_Brief_. Copy, from the entries below, each line where the word "replies" can be found.

_Material for this exercise_.
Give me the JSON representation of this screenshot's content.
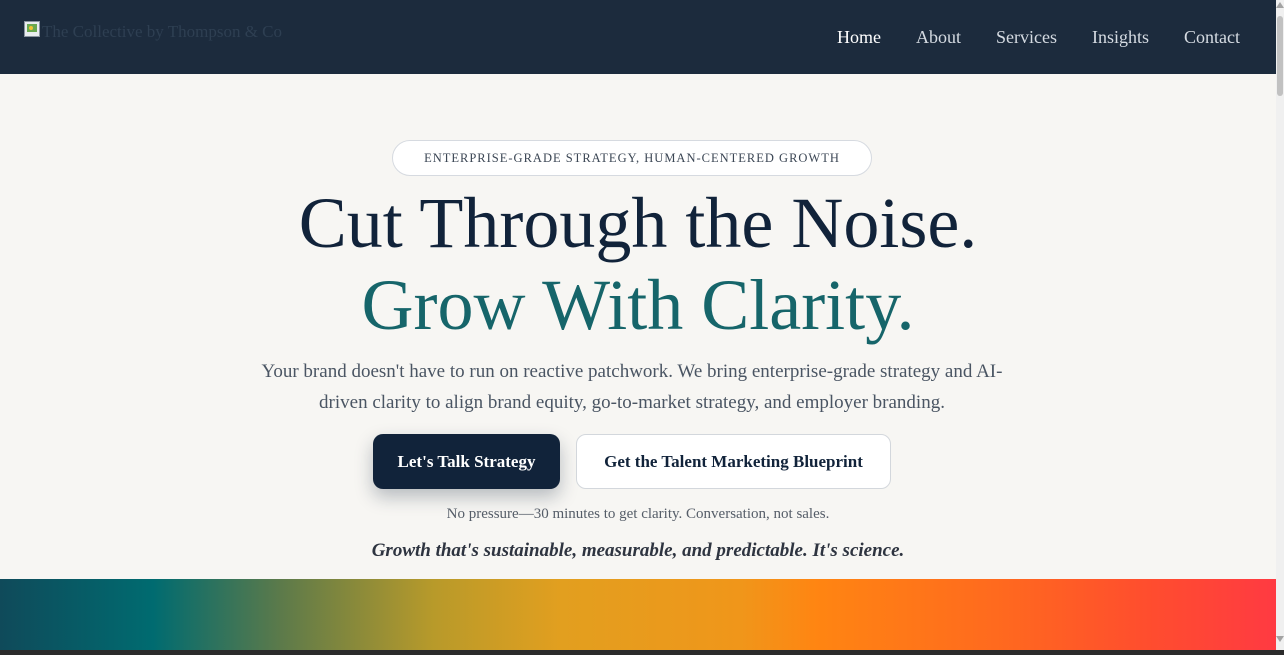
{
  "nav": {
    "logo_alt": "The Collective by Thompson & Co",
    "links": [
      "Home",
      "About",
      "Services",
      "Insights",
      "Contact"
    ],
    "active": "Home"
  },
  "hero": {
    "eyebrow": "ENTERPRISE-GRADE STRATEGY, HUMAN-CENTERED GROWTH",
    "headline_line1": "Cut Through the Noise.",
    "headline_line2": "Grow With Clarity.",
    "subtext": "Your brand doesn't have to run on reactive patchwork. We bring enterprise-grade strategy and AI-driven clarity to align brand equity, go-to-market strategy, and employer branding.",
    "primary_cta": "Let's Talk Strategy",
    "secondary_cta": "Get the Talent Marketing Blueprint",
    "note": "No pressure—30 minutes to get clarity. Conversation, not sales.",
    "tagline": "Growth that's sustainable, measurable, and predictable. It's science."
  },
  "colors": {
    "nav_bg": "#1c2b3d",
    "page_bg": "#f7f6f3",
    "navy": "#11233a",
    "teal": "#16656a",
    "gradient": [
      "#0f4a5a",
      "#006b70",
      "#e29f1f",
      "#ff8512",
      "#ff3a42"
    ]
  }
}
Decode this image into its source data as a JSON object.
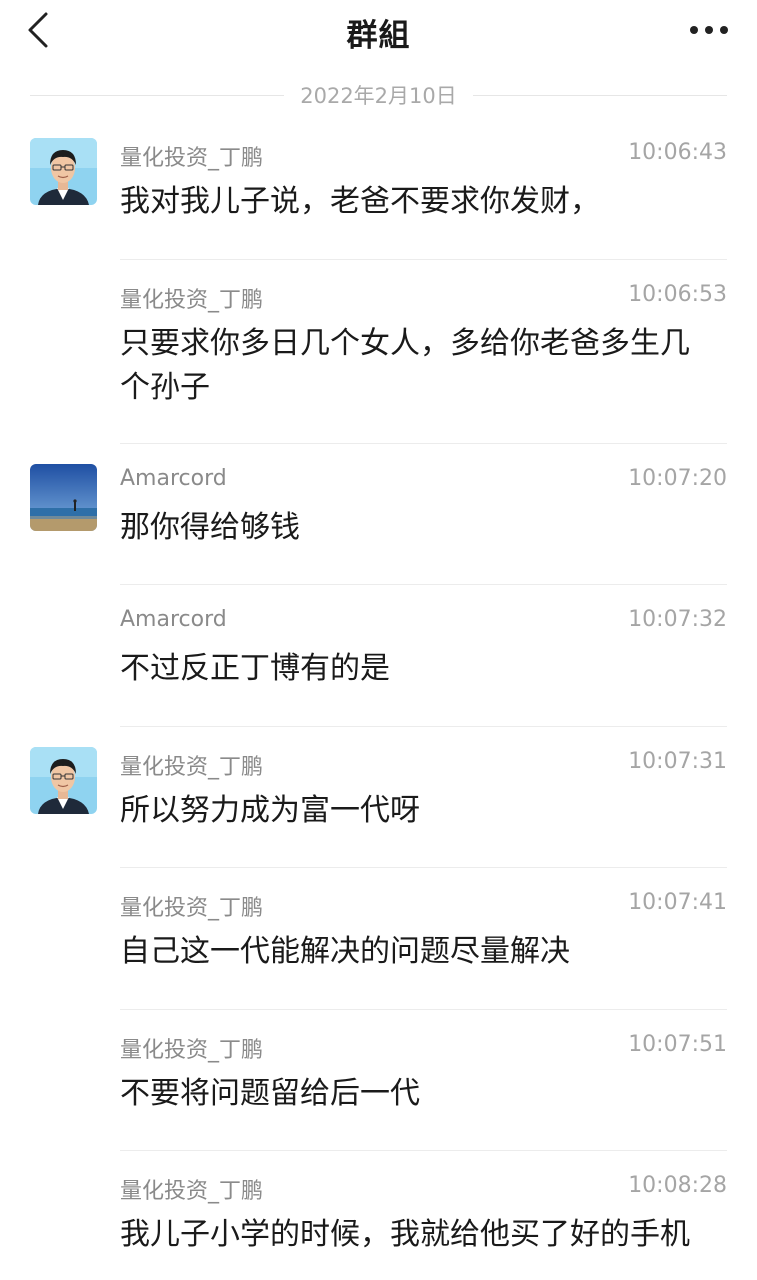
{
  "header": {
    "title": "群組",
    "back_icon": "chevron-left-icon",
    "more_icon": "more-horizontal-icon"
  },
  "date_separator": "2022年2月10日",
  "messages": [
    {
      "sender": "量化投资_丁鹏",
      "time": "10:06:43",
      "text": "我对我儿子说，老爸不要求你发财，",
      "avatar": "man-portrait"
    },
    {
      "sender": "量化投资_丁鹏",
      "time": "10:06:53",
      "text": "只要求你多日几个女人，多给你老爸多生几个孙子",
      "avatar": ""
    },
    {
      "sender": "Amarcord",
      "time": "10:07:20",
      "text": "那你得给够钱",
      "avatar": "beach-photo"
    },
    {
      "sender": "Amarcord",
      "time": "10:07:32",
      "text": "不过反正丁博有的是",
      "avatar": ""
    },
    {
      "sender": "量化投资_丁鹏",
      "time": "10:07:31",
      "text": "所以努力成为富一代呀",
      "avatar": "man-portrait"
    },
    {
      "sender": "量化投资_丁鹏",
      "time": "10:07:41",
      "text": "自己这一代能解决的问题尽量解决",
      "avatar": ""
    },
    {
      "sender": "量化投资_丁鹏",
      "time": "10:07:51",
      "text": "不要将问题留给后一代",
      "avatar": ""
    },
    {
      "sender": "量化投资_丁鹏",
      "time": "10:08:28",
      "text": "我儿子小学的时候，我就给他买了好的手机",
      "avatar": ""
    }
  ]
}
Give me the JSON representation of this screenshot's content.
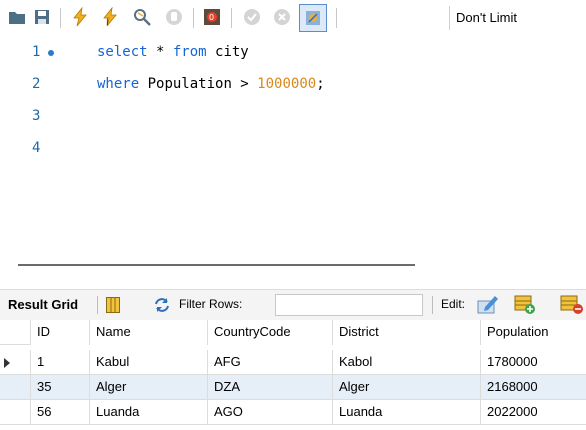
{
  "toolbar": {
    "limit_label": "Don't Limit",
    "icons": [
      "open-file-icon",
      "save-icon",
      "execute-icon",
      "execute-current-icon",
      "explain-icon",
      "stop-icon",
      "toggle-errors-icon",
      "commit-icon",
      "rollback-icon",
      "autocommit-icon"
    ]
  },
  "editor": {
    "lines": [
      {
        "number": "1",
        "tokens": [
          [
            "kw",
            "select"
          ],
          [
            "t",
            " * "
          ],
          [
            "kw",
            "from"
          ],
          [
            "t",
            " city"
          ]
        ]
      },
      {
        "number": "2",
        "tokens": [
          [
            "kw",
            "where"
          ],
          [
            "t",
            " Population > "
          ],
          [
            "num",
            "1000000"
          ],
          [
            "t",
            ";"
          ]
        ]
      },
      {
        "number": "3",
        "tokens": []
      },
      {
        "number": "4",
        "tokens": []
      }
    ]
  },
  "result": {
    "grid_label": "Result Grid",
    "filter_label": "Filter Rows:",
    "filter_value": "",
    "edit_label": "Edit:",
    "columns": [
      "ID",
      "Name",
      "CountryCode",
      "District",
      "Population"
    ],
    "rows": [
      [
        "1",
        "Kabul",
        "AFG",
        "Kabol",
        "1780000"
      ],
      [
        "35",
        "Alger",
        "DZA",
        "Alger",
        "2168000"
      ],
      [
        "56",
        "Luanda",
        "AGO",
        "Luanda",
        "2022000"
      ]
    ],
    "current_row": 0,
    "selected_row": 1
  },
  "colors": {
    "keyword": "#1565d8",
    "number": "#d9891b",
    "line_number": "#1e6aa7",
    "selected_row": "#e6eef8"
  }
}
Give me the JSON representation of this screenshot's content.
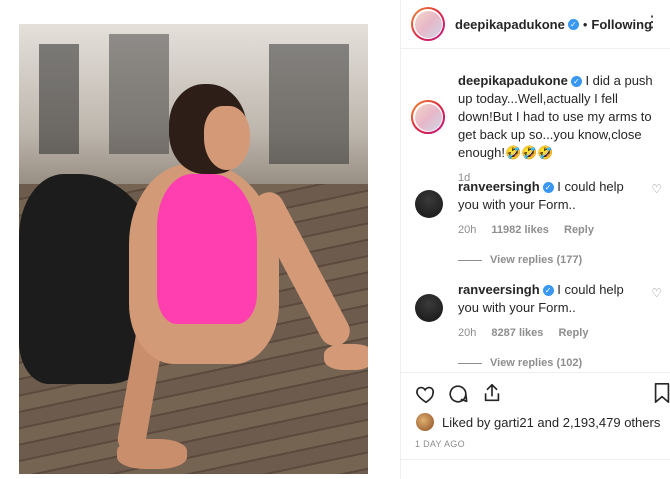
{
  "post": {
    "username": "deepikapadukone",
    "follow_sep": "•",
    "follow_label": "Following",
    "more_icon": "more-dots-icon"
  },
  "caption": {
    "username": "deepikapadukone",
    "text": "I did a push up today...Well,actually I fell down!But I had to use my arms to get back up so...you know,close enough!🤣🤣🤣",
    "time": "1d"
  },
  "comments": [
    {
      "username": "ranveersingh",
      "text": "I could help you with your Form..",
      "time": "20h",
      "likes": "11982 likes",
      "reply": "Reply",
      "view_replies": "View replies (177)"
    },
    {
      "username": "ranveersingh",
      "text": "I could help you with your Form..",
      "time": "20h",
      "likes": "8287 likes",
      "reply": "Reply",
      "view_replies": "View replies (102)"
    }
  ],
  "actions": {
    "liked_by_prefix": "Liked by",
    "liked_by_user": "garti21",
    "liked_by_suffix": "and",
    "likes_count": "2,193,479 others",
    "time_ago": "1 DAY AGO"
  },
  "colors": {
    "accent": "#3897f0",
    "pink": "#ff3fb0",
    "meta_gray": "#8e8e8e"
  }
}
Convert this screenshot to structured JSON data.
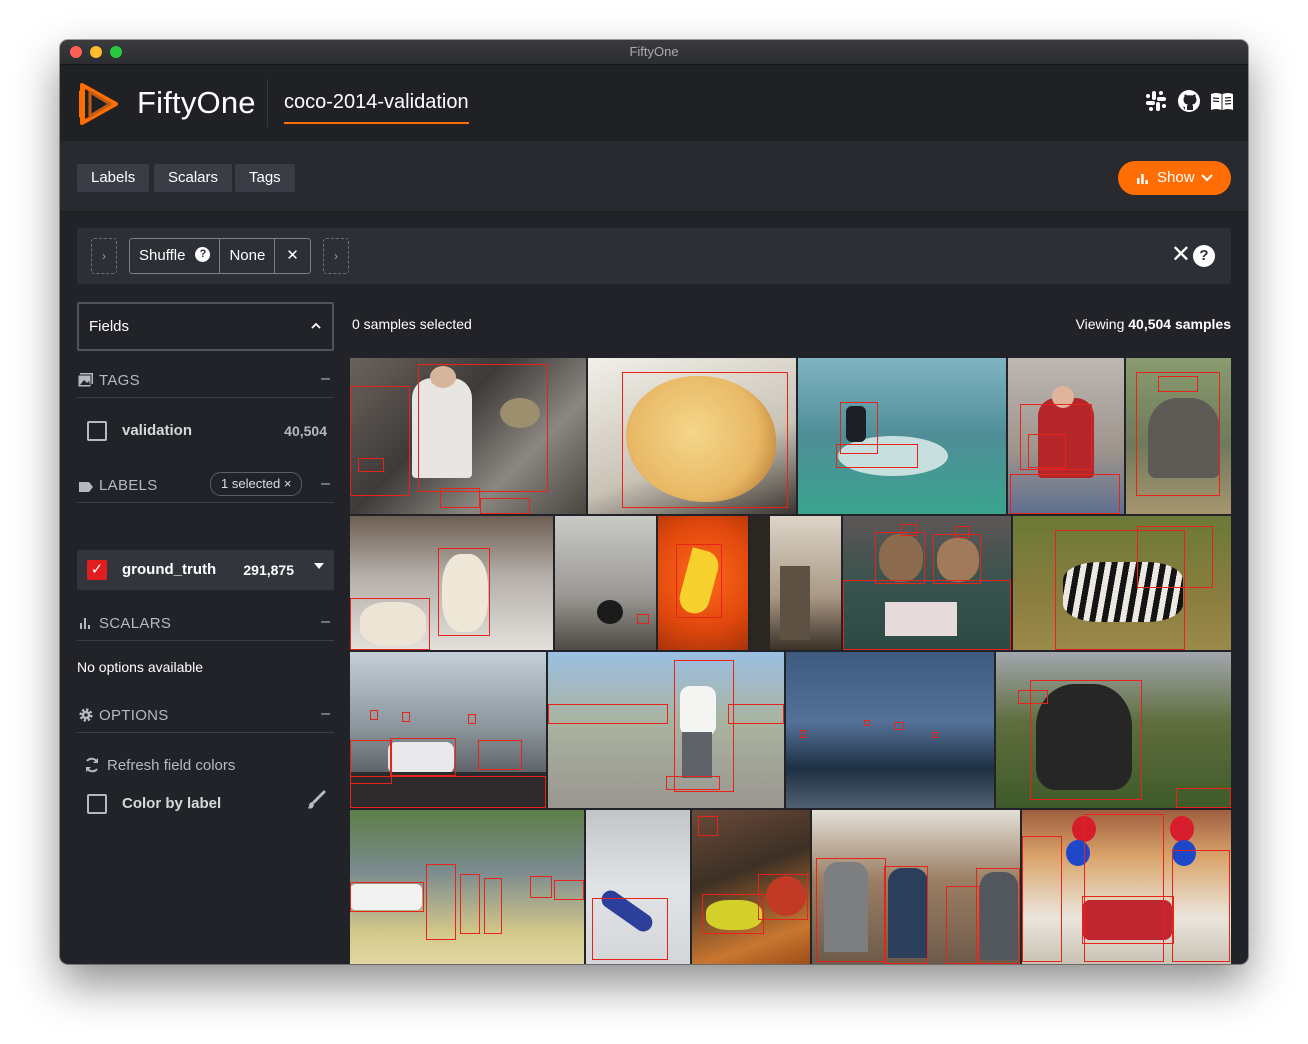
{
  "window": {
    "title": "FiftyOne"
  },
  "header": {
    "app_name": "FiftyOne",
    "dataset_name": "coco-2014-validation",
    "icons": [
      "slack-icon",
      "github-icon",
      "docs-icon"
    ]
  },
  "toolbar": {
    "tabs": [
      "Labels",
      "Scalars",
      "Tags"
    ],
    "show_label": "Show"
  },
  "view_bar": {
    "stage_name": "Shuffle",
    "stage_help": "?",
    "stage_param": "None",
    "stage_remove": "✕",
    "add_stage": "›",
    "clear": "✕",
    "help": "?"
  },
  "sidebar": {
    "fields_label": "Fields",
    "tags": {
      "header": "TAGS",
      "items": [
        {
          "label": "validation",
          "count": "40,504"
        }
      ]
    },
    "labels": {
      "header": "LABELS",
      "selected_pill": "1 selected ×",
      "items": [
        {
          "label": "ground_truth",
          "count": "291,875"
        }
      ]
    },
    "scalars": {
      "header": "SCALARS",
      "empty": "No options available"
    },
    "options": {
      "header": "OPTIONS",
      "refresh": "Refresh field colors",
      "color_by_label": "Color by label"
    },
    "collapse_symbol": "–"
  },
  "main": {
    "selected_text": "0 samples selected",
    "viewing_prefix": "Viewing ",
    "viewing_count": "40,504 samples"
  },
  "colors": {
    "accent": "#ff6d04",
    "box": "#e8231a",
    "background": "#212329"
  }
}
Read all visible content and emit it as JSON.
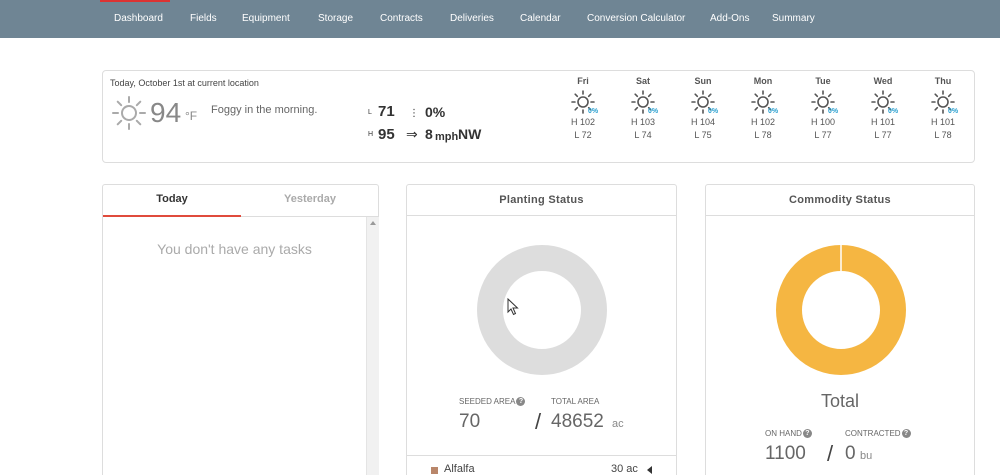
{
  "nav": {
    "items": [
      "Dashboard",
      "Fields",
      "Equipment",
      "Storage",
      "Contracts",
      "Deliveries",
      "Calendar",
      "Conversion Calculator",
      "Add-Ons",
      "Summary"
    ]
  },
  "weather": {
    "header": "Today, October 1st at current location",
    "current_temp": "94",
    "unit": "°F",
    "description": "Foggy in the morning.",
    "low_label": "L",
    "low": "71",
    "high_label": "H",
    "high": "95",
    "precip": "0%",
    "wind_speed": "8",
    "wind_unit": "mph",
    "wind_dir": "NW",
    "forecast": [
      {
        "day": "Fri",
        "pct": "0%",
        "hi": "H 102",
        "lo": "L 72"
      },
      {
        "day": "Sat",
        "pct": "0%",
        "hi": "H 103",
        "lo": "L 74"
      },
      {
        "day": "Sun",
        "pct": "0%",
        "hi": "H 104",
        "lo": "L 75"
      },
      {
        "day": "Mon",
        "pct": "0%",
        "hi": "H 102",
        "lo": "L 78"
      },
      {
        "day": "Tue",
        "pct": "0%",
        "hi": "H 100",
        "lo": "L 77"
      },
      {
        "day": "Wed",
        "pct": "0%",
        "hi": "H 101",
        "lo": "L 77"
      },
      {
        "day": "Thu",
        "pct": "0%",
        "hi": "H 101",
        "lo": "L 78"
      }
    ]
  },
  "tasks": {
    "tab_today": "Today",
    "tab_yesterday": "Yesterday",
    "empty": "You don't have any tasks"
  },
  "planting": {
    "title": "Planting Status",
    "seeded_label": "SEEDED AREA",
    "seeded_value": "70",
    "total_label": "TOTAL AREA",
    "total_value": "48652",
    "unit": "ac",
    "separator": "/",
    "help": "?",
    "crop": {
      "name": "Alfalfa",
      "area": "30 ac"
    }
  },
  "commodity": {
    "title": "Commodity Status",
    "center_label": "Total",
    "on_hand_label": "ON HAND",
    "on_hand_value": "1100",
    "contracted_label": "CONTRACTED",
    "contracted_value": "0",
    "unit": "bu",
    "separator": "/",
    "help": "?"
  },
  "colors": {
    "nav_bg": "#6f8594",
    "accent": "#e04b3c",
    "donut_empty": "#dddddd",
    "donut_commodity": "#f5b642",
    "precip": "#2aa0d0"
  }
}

_Response_.
      "view_replies": "View replies (177)"
      "view_replies": "View replies (102)"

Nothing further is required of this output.